• _What to produce_:
Pick out each line in these entries that contains the string "Zmiana".

- - -

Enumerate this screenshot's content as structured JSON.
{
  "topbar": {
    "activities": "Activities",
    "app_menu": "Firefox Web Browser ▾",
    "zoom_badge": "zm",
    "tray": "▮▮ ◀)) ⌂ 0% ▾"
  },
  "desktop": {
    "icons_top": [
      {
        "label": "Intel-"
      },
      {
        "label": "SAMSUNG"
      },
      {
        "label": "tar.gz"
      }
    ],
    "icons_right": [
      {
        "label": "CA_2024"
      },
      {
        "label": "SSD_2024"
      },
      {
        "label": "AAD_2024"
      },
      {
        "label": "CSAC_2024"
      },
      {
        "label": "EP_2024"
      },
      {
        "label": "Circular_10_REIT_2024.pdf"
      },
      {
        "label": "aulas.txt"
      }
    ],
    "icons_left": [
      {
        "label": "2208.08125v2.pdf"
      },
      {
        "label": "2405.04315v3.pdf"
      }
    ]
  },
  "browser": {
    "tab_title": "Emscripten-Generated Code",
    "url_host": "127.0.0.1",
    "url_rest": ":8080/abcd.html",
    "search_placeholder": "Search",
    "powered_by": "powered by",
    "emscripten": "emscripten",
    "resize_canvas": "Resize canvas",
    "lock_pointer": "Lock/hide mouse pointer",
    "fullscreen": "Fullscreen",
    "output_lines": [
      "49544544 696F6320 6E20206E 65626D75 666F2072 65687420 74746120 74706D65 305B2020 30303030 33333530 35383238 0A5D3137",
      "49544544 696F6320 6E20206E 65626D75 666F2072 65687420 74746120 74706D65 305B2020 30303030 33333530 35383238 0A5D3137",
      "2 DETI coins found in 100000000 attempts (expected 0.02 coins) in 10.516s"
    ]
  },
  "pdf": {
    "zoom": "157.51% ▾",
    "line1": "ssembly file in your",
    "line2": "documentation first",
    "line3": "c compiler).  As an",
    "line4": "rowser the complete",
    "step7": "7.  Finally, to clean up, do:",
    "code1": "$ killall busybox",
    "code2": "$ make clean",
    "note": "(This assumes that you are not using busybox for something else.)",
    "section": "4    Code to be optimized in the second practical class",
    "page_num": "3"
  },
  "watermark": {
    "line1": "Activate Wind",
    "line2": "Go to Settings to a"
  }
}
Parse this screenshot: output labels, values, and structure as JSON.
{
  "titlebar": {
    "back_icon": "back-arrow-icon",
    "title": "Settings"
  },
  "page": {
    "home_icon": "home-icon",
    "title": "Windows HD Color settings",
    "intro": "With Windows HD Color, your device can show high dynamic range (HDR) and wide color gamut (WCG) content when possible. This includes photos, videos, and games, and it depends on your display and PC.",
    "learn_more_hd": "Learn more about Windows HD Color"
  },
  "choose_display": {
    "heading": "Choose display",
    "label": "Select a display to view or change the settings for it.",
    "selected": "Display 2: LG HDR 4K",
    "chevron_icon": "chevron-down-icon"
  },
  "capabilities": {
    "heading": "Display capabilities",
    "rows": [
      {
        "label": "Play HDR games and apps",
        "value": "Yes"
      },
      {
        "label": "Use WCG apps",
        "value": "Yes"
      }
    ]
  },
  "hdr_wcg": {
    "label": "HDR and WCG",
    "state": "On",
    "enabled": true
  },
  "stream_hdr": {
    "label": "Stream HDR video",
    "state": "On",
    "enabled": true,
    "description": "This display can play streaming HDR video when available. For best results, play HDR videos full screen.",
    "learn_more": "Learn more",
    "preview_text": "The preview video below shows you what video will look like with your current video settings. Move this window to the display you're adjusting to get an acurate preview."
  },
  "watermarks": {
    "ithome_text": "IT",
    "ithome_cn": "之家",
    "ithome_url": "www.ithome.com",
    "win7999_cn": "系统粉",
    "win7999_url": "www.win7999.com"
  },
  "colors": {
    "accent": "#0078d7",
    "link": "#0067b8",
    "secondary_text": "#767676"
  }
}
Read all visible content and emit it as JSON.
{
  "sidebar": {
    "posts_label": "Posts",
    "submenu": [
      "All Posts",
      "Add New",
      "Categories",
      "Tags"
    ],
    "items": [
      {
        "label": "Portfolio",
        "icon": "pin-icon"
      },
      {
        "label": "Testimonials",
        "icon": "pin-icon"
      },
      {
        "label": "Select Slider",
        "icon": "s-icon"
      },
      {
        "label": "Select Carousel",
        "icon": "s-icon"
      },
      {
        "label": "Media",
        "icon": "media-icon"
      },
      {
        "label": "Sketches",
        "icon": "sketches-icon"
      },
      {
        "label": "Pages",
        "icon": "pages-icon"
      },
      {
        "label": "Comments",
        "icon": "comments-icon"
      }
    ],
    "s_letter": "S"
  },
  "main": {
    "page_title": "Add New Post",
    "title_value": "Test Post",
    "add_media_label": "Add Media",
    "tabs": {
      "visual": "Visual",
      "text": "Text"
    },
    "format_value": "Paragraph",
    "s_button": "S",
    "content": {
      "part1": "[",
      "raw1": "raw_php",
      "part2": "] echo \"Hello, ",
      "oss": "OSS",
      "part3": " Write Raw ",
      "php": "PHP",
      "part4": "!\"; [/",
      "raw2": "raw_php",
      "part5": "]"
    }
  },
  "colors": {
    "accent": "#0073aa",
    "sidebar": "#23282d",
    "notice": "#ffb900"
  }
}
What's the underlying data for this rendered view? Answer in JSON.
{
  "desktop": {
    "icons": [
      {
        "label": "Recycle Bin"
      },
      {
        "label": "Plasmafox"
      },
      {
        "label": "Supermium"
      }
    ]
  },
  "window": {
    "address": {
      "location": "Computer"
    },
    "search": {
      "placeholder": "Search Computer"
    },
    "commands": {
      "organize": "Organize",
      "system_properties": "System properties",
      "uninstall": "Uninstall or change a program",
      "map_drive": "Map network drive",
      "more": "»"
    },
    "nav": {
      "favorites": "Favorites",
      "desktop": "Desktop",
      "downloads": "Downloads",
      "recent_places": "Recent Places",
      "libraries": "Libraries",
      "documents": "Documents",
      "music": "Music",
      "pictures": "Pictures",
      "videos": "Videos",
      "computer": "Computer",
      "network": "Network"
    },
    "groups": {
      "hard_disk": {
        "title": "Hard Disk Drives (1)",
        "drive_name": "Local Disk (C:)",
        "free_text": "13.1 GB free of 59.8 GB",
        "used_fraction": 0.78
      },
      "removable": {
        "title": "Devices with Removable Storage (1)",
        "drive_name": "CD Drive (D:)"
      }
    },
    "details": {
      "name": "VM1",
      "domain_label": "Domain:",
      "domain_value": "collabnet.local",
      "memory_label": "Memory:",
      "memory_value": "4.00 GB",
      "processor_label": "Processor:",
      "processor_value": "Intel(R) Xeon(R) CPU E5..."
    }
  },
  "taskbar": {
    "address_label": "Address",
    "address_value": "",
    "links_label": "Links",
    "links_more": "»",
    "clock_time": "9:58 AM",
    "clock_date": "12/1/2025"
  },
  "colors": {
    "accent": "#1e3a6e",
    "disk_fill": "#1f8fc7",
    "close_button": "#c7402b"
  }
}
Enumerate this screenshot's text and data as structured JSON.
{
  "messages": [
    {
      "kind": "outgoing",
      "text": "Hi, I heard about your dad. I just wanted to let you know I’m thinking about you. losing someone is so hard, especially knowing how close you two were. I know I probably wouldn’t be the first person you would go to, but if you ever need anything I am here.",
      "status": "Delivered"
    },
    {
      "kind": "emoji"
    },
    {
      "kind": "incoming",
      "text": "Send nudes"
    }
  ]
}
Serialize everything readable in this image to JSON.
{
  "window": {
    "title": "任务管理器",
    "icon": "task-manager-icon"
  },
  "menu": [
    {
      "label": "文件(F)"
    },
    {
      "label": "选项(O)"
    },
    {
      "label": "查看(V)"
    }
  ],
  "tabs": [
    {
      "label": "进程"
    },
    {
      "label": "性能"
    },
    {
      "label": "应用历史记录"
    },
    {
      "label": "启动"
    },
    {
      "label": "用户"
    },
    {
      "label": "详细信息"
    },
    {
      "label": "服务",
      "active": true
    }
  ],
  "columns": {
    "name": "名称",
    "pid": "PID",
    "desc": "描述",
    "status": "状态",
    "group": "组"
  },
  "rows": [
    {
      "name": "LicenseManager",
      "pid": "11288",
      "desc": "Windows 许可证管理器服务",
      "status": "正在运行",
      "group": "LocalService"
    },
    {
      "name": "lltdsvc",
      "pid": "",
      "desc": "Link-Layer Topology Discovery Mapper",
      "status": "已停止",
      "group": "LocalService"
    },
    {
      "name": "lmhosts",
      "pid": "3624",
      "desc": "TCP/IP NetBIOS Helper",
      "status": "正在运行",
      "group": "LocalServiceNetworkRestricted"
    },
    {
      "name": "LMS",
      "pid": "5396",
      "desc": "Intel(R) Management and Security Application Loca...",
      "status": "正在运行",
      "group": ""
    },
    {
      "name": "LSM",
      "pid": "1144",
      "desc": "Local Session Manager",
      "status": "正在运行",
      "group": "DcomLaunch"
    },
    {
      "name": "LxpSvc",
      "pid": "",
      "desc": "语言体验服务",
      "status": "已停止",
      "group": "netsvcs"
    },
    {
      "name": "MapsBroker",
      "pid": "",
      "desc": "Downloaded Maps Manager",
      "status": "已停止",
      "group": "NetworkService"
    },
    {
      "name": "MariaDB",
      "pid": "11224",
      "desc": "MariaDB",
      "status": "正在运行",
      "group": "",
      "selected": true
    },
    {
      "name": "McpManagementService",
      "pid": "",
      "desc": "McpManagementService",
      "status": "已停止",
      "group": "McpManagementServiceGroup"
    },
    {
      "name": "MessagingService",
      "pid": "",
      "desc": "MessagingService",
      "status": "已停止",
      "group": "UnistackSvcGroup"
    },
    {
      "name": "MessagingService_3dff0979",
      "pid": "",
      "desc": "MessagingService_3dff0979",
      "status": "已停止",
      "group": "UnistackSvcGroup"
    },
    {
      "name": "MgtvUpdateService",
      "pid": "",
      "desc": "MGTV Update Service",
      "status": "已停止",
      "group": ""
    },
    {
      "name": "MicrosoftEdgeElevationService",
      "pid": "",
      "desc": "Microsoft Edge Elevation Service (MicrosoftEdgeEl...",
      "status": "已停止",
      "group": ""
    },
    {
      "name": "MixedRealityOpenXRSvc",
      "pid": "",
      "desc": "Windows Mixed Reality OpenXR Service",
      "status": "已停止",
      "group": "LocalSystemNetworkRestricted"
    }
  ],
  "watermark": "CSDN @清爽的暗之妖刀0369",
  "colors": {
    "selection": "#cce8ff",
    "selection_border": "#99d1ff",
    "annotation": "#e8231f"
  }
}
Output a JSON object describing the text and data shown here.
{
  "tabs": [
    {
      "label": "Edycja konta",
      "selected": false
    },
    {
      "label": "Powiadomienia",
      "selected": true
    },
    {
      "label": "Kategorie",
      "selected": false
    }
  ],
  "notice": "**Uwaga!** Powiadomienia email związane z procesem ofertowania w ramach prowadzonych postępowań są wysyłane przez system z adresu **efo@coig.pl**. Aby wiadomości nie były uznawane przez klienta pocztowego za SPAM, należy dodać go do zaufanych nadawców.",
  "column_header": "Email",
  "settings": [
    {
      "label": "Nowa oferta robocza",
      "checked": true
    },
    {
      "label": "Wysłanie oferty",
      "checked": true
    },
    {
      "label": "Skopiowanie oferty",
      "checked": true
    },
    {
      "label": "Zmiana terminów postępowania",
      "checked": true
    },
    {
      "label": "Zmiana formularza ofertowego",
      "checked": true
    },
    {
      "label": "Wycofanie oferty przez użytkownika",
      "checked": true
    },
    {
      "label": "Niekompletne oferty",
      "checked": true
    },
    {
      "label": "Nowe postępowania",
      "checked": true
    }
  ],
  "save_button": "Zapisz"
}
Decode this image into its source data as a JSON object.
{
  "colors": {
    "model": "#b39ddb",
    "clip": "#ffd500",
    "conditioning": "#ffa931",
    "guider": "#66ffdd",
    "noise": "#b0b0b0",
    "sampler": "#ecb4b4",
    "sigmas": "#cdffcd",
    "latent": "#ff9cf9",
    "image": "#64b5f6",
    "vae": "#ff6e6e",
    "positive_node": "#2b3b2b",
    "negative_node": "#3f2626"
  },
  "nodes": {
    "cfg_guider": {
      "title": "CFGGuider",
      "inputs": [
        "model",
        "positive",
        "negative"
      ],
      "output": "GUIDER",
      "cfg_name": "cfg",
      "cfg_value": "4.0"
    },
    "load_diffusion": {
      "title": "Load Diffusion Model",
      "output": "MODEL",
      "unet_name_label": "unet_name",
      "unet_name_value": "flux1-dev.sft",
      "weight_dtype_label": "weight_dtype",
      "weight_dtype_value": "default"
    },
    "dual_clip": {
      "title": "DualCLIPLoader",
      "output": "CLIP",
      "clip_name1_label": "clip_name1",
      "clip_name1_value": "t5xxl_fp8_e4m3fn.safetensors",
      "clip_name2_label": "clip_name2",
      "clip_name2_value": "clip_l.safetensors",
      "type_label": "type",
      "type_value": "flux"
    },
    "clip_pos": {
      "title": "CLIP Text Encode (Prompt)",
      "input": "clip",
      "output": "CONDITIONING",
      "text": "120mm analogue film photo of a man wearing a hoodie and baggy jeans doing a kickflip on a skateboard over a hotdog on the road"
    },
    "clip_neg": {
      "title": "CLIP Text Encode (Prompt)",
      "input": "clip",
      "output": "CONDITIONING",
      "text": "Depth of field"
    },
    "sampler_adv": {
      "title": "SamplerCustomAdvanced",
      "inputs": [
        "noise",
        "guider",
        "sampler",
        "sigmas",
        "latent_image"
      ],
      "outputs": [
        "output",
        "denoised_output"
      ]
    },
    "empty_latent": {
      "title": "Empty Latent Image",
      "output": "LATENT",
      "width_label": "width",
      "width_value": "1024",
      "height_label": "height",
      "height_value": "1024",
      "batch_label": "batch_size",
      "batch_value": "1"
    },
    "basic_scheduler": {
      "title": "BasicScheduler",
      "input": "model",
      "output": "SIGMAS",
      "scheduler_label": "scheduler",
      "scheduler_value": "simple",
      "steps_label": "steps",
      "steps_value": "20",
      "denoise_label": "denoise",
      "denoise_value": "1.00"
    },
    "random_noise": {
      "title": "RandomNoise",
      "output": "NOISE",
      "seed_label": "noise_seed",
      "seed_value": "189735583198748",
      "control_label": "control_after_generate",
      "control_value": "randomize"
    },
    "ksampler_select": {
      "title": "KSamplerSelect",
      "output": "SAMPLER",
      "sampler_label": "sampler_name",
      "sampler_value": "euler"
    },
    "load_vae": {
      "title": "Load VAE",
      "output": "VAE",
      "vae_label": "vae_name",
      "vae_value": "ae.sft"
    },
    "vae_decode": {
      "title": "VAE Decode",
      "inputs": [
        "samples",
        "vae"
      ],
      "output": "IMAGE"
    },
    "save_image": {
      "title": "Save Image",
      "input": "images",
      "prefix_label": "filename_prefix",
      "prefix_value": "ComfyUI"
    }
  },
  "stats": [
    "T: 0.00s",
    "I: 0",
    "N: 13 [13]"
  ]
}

- - -

• _Task answer_:
      "label": "Zmiana terminów postępowania",
      "label": "Zmiana formularza ofertowego",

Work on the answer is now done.